[START]

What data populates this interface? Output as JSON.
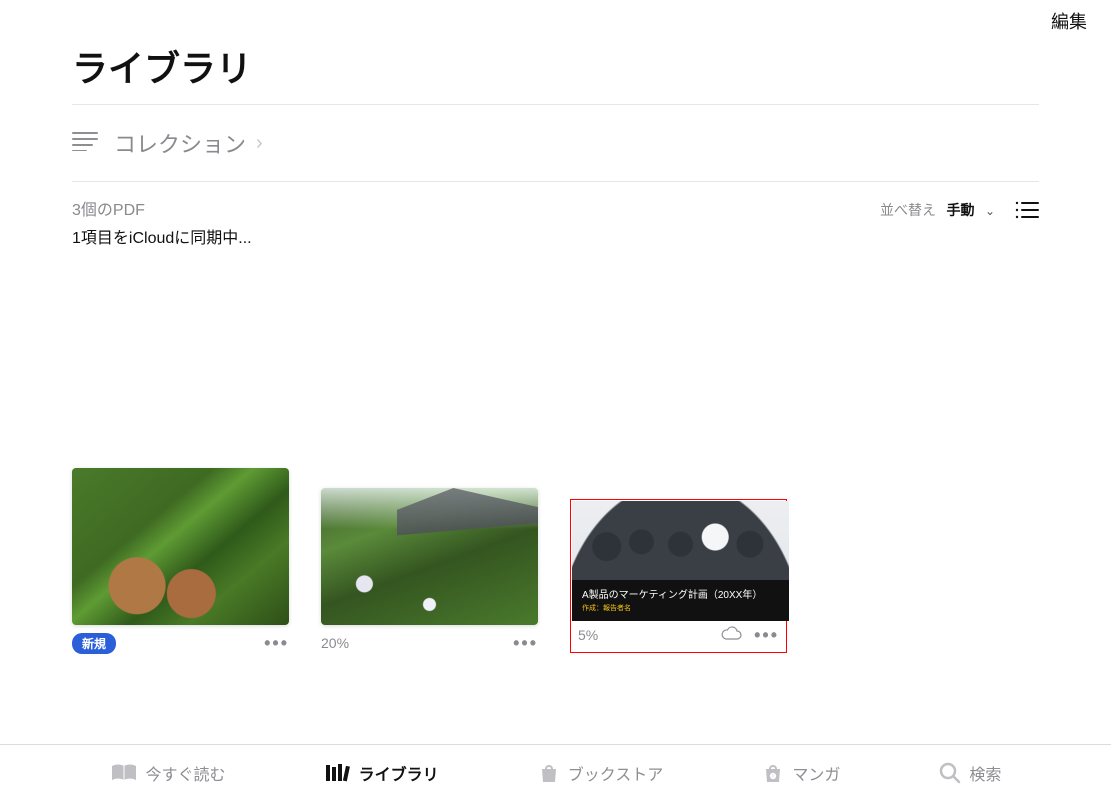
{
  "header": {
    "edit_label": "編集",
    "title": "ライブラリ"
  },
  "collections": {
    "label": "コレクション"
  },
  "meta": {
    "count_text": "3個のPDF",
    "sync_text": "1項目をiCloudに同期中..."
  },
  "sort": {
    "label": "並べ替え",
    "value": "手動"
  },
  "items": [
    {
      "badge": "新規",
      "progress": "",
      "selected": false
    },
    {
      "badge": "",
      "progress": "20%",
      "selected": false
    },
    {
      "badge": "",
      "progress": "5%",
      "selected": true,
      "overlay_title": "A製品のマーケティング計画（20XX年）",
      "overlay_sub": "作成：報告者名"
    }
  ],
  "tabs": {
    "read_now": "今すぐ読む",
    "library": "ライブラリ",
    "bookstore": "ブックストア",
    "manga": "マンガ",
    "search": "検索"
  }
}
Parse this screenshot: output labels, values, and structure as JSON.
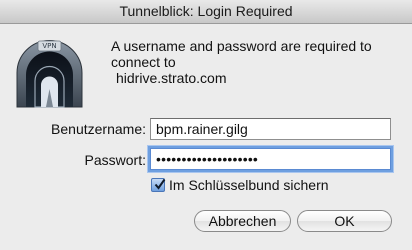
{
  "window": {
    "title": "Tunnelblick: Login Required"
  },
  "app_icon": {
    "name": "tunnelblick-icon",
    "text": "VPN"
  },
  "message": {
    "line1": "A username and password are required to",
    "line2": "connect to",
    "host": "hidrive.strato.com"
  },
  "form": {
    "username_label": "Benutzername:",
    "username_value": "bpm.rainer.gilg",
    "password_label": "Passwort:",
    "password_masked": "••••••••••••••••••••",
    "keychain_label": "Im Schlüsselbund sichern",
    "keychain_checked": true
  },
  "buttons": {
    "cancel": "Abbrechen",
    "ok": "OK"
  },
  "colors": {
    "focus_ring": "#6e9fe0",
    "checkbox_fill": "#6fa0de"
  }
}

[END]

TASK STATEMENT.
Copy out exactly the lines from the one with "Parse this screenshot: output" through the end of the listing, both ends included, omitting any picture.

ANSWER TO THE PROBLEM.
Parse this screenshot: output labels, values, and structure as JSON.
{
  "window": {
    "title": "Tunnelblick: Login Required"
  },
  "app_icon": {
    "name": "tunnelblick-icon",
    "text": "VPN"
  },
  "message": {
    "line1": "A username and password are required to",
    "line2": "connect to",
    "host": "hidrive.strato.com"
  },
  "form": {
    "username_label": "Benutzername:",
    "username_value": "bpm.rainer.gilg",
    "password_label": "Passwort:",
    "password_masked": "••••••••••••••••••••",
    "keychain_label": "Im Schlüsselbund sichern",
    "keychain_checked": true
  },
  "buttons": {
    "cancel": "Abbrechen",
    "ok": "OK"
  },
  "colors": {
    "focus_ring": "#6e9fe0",
    "checkbox_fill": "#6fa0de"
  }
}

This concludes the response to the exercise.